DATA FOR THE TASK >>
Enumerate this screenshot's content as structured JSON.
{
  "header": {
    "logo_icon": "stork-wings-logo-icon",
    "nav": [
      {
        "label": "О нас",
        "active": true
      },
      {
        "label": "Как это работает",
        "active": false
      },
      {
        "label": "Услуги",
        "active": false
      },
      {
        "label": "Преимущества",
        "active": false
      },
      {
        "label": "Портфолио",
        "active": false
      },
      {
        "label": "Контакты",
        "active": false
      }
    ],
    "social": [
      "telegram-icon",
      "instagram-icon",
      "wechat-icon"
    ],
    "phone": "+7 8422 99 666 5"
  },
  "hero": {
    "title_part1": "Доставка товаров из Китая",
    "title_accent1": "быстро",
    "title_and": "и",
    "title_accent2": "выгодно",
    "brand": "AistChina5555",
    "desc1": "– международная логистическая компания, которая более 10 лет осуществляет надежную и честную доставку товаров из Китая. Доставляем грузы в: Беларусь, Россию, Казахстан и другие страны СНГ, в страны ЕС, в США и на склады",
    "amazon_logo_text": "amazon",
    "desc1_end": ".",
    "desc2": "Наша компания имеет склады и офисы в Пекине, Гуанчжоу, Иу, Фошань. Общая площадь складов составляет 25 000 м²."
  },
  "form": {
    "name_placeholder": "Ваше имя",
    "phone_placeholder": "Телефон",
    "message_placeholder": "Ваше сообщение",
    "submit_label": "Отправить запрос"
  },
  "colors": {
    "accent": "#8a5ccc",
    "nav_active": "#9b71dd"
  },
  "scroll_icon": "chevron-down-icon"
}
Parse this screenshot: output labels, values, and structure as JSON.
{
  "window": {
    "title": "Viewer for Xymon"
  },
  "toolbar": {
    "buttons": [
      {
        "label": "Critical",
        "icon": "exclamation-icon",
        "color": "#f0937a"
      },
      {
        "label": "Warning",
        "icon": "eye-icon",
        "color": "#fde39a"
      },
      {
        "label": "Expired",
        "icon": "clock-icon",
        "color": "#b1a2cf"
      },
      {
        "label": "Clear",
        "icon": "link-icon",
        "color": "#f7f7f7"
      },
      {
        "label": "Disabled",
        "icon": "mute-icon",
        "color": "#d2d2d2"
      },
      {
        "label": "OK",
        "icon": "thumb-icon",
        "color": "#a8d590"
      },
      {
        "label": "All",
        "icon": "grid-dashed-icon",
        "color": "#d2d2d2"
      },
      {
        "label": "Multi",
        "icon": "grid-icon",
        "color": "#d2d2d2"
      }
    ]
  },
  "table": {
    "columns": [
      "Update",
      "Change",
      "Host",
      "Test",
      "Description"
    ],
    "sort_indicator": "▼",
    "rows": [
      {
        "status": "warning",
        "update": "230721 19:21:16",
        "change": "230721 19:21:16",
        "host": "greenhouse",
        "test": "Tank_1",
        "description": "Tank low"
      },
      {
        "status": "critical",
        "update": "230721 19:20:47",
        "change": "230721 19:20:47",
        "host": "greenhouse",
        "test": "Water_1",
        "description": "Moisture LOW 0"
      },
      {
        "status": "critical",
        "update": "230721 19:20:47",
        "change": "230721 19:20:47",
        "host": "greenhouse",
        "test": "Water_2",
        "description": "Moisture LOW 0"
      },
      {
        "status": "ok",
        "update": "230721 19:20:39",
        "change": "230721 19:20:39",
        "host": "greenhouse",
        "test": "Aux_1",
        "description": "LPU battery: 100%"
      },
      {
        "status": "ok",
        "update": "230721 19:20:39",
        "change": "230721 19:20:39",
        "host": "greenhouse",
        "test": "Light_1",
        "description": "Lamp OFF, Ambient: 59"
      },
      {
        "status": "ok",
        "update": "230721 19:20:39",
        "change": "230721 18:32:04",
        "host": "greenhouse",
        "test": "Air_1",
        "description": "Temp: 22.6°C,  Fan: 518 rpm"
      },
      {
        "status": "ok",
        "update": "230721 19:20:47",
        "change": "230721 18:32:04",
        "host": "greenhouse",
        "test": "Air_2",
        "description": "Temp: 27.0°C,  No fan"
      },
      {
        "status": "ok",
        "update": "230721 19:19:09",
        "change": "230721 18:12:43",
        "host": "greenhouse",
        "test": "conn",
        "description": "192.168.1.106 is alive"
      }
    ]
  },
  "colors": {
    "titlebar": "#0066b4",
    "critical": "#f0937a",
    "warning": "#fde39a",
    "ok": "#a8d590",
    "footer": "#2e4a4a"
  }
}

REQUIRED WORK >> Identify each line holding the string "компания", and copy it out.

ANSWER BELOW >>
    "desc1": "– международная логистическая компания, которая более 10 лет осуществляет надежную и честную доставку товаров из Китая. Доставляем грузы в: Беларусь, Россию, Казахстан и другие страны СНГ, в страны ЕС, в США и на склады",
    "desc2": "Наша компания имеет склады и офисы в Пекине, Гуанчжоу, Иу, Фошань. Общая площадь складов составляет 25 000 м²."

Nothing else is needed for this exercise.